- Task objective: From the entries below, list each line with "Mulimu".

- Dataset entries:
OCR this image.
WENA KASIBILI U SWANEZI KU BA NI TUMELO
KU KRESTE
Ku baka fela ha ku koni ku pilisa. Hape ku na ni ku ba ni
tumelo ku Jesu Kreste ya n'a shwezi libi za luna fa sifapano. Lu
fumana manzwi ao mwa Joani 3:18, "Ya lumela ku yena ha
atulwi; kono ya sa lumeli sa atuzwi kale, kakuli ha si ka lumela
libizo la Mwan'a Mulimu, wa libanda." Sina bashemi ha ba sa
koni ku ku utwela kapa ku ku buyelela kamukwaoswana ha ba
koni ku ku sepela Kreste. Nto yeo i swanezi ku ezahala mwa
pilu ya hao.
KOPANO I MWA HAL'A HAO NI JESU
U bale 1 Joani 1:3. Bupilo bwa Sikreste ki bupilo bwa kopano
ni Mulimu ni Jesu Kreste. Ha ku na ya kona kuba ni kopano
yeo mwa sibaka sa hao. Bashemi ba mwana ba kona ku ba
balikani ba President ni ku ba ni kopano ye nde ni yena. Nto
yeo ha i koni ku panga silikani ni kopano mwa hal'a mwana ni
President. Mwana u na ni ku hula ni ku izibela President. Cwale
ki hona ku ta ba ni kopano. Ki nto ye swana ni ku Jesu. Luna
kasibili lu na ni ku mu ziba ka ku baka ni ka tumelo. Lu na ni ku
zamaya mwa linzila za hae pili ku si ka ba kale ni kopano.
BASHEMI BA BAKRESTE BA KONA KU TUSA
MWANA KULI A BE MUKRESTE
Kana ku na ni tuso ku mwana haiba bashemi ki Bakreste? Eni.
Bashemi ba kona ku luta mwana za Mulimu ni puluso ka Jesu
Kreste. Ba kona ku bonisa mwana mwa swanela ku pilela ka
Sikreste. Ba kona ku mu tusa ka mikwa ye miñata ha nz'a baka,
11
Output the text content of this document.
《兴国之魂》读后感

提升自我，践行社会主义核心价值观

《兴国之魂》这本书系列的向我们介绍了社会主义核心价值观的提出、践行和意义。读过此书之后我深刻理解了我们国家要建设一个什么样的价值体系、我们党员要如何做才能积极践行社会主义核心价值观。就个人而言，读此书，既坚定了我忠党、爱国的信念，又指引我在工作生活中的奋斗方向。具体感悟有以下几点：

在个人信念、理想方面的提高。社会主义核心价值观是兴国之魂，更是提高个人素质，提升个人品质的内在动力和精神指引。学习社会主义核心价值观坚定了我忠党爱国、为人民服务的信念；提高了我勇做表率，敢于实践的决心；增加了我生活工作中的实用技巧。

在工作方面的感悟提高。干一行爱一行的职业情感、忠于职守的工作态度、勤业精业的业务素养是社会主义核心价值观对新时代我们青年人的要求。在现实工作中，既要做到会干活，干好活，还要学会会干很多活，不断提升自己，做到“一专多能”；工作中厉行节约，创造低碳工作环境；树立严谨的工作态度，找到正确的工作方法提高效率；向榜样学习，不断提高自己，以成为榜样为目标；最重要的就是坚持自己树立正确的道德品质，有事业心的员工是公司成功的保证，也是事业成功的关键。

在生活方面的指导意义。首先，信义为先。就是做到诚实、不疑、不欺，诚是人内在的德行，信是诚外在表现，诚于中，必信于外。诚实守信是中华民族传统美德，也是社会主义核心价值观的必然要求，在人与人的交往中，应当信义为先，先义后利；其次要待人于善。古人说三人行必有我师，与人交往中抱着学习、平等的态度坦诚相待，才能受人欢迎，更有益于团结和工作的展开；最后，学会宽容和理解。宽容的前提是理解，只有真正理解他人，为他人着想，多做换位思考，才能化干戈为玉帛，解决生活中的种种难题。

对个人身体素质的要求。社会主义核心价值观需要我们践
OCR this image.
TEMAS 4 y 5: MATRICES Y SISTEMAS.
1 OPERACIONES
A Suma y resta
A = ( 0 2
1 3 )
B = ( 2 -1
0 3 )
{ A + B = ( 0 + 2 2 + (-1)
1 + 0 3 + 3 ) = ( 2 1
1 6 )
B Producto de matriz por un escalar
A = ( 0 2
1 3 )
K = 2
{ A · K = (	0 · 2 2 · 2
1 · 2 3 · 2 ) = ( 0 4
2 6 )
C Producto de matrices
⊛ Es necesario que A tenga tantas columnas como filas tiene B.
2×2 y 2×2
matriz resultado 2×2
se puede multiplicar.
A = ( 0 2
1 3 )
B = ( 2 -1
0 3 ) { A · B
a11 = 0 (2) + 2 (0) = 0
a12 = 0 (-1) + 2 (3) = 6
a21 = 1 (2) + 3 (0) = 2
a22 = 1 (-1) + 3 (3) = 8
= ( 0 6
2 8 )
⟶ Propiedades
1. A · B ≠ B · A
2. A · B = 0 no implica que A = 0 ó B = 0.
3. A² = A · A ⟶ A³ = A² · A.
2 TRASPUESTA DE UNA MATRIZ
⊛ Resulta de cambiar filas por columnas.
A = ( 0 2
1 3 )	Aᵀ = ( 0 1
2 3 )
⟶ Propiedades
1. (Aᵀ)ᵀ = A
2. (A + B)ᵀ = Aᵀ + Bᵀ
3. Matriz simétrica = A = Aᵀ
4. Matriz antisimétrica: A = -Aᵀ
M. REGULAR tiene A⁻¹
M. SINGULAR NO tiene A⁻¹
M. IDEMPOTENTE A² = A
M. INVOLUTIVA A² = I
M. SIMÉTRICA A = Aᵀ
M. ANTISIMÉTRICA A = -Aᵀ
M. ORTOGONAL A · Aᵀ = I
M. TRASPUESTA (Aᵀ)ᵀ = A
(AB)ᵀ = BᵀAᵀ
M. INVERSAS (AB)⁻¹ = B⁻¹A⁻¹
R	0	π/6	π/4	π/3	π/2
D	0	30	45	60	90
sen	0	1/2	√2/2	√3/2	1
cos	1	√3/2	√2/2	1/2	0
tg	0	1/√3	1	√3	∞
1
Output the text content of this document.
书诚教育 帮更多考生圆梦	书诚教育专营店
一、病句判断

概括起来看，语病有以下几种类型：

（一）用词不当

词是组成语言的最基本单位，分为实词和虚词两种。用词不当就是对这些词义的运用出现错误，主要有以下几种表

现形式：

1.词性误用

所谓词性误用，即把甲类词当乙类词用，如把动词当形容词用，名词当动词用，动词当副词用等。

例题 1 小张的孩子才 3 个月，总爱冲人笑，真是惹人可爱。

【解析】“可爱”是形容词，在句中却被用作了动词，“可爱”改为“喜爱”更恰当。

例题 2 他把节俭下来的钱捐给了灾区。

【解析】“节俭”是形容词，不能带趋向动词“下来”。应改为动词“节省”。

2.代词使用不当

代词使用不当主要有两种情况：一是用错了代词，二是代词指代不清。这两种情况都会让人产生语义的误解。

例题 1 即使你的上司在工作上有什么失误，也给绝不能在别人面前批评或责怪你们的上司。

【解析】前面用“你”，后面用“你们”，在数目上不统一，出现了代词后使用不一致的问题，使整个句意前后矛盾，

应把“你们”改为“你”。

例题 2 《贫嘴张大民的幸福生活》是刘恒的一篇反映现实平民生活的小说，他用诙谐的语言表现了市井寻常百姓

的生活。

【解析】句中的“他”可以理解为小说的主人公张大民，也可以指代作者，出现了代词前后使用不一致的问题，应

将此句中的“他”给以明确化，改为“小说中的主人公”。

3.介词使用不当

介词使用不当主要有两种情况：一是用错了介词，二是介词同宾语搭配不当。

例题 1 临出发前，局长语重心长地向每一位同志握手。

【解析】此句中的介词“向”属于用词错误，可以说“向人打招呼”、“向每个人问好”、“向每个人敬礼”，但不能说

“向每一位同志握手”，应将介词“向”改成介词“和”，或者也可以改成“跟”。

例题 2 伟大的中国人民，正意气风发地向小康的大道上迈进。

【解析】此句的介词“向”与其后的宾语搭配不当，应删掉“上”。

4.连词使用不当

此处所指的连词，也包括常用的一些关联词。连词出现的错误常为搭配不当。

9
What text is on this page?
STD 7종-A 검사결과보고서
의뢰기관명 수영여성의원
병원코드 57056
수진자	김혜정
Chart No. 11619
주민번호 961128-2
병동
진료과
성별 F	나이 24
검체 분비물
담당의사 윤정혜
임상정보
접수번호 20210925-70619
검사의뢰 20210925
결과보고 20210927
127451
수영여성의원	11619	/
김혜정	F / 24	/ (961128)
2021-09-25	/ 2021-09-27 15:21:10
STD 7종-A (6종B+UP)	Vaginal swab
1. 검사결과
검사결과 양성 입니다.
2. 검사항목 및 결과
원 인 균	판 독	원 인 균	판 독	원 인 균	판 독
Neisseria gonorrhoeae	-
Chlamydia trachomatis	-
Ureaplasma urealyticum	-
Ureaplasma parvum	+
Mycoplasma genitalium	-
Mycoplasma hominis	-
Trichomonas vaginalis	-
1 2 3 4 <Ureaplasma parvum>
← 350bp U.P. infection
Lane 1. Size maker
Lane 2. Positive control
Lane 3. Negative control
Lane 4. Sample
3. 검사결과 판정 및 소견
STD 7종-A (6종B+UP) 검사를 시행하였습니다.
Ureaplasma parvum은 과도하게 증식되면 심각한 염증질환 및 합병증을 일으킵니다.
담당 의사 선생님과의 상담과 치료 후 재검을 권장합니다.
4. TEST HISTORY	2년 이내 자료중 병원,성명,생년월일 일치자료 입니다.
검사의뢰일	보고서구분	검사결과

- Full answer:
libizo la Mwan'a Mulimu, wa libanda." Sina bashemi ha ba sa
ni Mulimu ni Jesu Kreste. Ha ku na ya kona kuba ni kopano
Bashemi ba kona ku luta mwana za Mulimu ni puluso ka Jesu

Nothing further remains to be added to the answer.